** start **
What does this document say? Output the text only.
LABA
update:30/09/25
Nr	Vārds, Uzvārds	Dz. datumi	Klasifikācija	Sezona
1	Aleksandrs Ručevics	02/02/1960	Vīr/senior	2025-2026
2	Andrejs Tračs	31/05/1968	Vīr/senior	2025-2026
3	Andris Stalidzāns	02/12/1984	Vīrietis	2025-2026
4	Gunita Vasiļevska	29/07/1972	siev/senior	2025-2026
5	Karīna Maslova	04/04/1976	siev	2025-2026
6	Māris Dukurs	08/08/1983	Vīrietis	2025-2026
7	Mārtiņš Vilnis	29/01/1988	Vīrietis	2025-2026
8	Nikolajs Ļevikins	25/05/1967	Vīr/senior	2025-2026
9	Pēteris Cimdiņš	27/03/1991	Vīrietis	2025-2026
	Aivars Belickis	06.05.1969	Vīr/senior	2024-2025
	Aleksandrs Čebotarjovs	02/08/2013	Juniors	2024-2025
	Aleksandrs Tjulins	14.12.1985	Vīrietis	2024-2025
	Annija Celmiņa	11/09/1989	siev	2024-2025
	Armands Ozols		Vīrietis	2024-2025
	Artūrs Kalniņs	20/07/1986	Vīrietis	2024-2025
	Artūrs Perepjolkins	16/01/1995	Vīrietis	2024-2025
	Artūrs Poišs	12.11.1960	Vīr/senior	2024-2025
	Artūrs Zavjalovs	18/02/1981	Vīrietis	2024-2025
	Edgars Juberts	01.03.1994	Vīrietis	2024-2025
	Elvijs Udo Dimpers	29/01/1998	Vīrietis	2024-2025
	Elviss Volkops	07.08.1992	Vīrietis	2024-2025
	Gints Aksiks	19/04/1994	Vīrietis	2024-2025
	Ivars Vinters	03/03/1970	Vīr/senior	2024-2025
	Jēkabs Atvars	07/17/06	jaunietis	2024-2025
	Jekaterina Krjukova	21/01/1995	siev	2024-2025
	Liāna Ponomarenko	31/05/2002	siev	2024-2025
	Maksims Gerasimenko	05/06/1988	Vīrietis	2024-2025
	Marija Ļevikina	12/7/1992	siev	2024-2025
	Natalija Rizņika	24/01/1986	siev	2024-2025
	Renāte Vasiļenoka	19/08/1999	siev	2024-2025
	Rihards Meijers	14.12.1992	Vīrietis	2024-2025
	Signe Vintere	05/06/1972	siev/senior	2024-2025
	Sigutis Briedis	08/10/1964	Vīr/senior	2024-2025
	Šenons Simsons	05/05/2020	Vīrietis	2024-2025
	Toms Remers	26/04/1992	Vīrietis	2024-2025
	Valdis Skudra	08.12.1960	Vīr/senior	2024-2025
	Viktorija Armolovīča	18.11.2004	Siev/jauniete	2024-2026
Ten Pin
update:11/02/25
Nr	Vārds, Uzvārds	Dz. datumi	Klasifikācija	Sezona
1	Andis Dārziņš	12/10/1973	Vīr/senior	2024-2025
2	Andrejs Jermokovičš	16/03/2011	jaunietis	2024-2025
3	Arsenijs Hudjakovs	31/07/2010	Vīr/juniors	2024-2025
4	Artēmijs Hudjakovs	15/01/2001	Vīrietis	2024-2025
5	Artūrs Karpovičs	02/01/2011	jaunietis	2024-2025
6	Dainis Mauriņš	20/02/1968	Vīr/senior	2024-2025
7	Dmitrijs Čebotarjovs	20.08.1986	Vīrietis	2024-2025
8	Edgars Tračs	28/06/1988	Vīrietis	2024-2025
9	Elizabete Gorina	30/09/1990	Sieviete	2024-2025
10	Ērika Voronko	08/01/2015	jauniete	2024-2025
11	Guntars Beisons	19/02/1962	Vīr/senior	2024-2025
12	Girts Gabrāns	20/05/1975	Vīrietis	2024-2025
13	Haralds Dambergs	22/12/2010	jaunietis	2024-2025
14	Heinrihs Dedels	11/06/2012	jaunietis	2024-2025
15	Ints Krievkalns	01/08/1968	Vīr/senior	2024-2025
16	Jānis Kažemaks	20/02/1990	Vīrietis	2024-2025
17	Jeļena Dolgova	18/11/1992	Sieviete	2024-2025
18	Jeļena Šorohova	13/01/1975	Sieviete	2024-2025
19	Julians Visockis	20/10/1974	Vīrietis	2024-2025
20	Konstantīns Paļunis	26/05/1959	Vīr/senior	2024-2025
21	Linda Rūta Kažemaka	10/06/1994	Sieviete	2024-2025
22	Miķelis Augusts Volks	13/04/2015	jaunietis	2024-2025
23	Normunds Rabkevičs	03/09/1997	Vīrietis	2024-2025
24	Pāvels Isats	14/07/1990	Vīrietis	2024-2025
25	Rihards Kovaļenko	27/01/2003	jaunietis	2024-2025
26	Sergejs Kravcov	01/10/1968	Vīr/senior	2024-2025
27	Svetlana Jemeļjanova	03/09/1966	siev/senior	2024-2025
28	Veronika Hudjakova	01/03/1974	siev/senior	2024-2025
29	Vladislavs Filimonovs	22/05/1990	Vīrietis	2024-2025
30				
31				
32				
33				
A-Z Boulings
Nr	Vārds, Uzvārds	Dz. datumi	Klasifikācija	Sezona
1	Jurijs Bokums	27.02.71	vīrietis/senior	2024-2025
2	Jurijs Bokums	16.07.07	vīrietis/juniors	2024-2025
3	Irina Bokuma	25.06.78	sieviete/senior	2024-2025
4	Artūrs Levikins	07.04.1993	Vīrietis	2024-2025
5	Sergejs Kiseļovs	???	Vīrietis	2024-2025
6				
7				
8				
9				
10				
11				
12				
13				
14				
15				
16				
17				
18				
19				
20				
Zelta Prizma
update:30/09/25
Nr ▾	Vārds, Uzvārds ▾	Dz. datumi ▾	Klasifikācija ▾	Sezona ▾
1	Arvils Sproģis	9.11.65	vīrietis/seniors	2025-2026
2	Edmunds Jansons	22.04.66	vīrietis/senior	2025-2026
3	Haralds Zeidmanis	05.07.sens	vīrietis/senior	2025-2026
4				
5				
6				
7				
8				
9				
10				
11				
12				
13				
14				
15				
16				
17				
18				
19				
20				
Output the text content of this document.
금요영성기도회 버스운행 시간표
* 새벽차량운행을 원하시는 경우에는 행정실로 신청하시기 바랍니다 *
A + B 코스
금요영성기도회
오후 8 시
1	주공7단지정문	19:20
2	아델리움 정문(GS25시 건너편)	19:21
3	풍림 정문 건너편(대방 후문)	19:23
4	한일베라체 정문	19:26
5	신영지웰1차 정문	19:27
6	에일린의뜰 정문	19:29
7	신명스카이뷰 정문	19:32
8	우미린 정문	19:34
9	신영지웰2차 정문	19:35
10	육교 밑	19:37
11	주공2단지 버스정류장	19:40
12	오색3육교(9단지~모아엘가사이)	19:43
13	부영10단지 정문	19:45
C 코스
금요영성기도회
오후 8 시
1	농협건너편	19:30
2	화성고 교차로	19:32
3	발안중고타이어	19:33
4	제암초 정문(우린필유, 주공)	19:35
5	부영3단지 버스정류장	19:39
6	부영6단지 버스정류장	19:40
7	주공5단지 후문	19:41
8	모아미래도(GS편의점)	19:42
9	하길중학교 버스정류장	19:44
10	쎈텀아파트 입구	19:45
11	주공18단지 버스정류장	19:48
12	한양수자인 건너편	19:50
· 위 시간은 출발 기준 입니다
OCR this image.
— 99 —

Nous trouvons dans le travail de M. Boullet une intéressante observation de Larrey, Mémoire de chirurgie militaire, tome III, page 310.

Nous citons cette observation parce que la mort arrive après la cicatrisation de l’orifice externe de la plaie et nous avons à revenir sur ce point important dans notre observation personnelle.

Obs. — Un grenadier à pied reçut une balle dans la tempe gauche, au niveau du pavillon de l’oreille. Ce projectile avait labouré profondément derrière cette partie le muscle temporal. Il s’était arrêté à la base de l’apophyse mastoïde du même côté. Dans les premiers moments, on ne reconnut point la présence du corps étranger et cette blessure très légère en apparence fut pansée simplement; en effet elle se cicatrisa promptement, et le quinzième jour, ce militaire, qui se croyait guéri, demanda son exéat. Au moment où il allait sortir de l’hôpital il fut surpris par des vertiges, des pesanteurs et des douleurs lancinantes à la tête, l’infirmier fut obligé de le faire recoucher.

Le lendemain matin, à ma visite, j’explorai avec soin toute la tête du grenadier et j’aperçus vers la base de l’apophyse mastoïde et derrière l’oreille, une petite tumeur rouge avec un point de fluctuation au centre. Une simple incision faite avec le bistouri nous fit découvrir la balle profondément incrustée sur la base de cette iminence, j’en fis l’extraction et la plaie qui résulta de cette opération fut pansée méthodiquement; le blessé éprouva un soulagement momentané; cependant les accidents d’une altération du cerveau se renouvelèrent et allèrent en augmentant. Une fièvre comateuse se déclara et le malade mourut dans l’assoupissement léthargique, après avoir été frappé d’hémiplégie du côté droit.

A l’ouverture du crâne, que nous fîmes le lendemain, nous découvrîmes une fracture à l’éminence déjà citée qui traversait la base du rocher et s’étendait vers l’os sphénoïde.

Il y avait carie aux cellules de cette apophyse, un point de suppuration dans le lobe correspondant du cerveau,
** end **
• _Written task_
Count every line bearing the word "Čebotarjovs"; report the total only.

• _Exercise response_
2